● Stated task
Copy out each line exactly; pictures stay out of the copy.

● Recorded data
################
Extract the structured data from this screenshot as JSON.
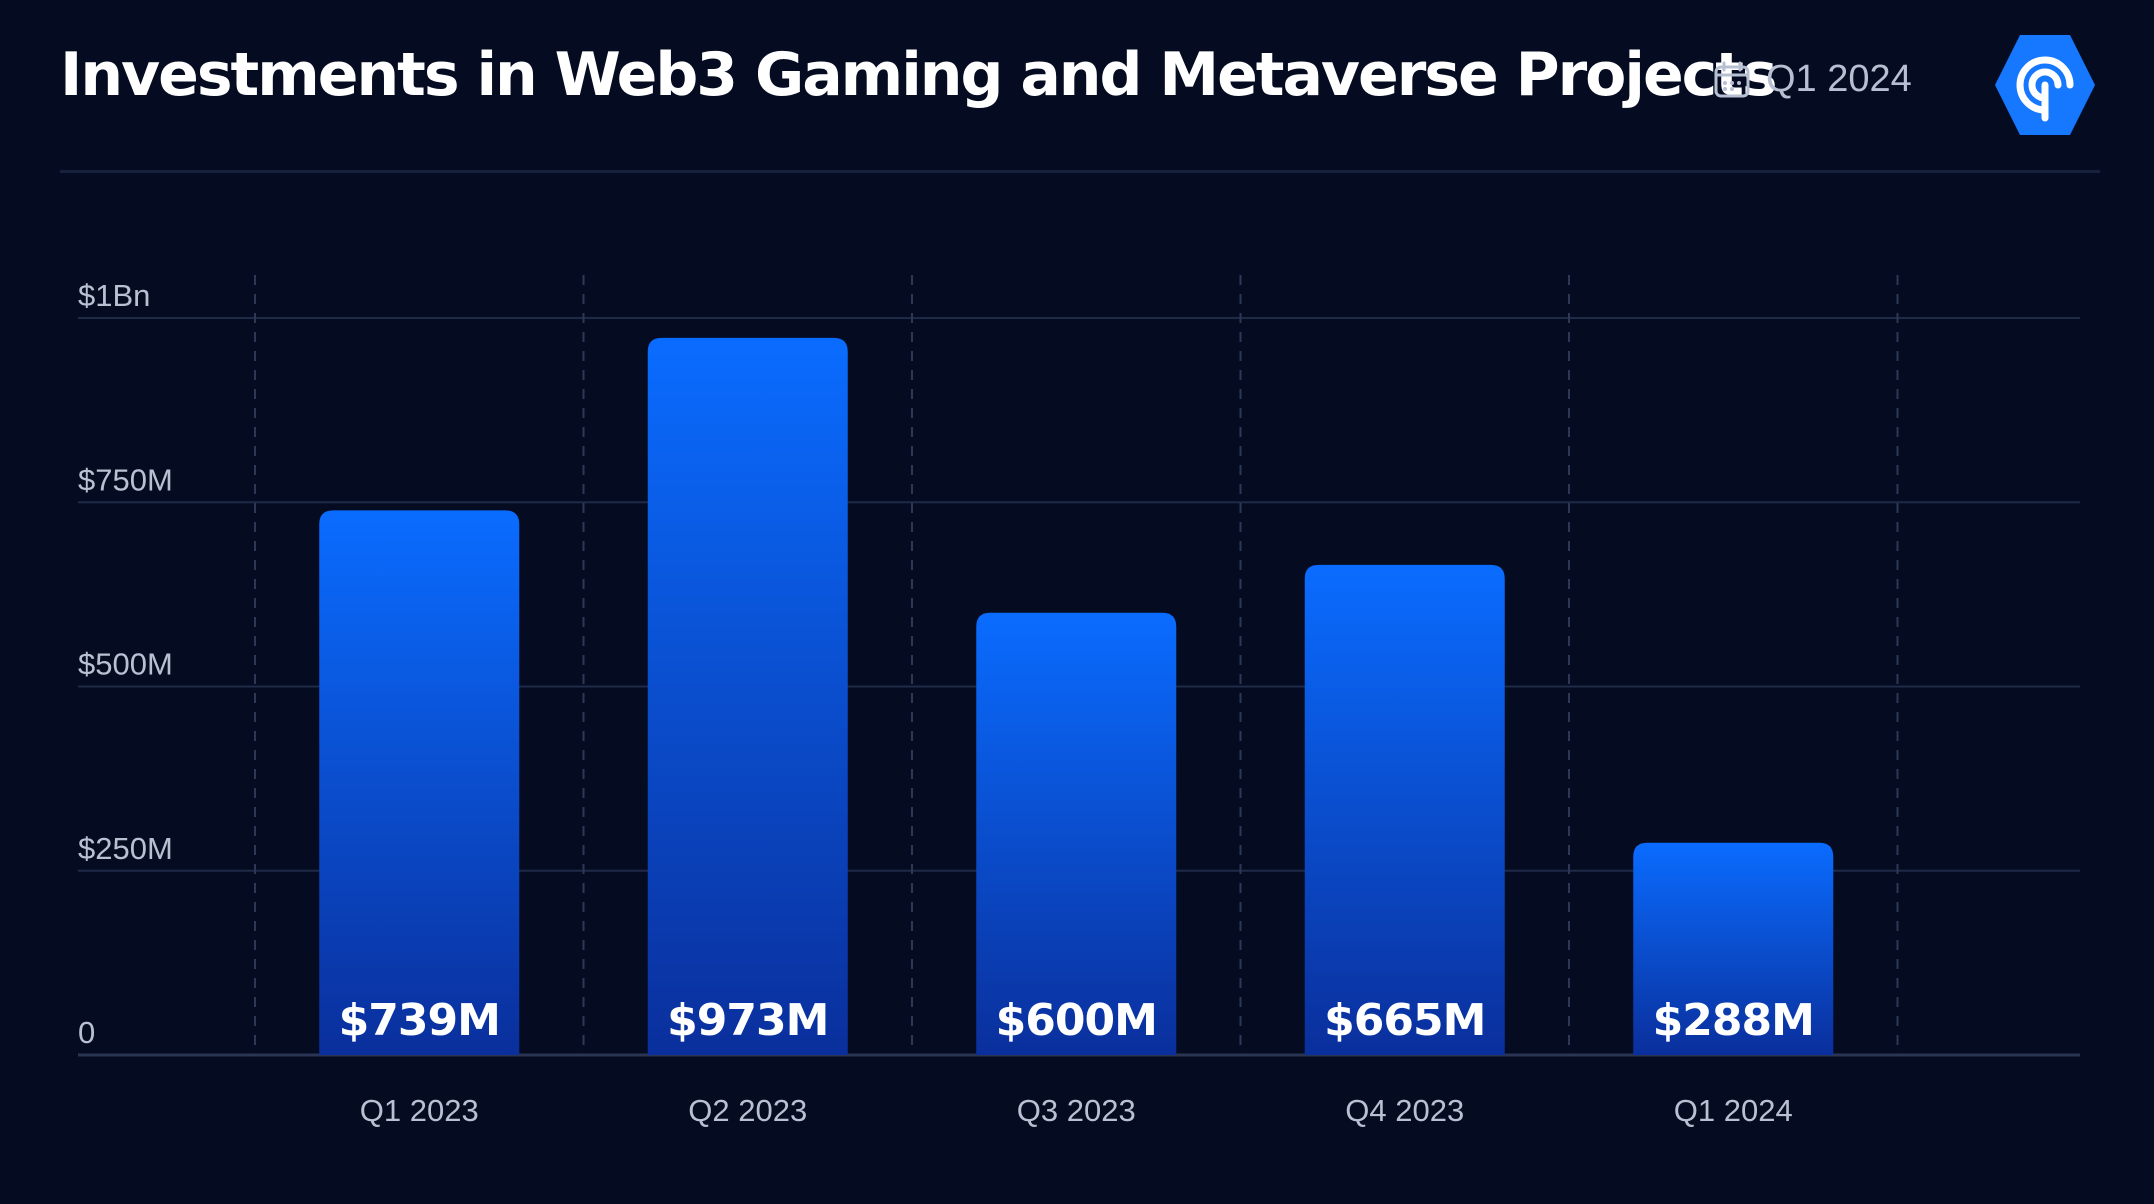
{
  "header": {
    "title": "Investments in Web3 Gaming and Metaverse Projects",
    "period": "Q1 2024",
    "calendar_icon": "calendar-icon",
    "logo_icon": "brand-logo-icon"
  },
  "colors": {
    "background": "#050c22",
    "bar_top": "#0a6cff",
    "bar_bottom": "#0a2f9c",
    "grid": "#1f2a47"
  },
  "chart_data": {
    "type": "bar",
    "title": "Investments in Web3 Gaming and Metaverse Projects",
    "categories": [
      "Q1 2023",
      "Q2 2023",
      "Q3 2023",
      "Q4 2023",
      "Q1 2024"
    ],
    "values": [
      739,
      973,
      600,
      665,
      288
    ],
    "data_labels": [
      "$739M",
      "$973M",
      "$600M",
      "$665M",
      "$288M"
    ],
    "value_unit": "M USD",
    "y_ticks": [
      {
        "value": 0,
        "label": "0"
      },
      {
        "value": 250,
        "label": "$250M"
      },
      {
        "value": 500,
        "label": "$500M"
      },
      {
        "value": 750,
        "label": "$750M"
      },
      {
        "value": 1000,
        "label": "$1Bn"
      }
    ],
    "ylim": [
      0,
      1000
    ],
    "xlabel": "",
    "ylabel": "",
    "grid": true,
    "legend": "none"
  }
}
################
● Response to the task
Extract the structured data from this screenshot as JSON.
{
  "header": {
    "title": "Investments in Web3 Gaming and Metaverse Projects",
    "period": "Q1 2024",
    "calendar_icon": "calendar-icon",
    "logo_icon": "brand-logo-icon"
  },
  "colors": {
    "background": "#050c22",
    "bar_top": "#0a6cff",
    "bar_bottom": "#0a2f9c",
    "grid": "#1f2a47"
  },
  "chart_data": {
    "type": "bar",
    "title": "Investments in Web3 Gaming and Metaverse Projects",
    "categories": [
      "Q1 2023",
      "Q2 2023",
      "Q3 2023",
      "Q4 2023",
      "Q1 2024"
    ],
    "values": [
      739,
      973,
      600,
      665,
      288
    ],
    "data_labels": [
      "$739M",
      "$973M",
      "$600M",
      "$665M",
      "$288M"
    ],
    "value_unit": "M USD",
    "y_ticks": [
      {
        "value": 0,
        "label": "0"
      },
      {
        "value": 250,
        "label": "$250M"
      },
      {
        "value": 500,
        "label": "$500M"
      },
      {
        "value": 750,
        "label": "$750M"
      },
      {
        "value": 1000,
        "label": "$1Bn"
      }
    ],
    "ylim": [
      0,
      1000
    ],
    "xlabel": "",
    "ylabel": "",
    "grid": true,
    "legend": "none"
  }
}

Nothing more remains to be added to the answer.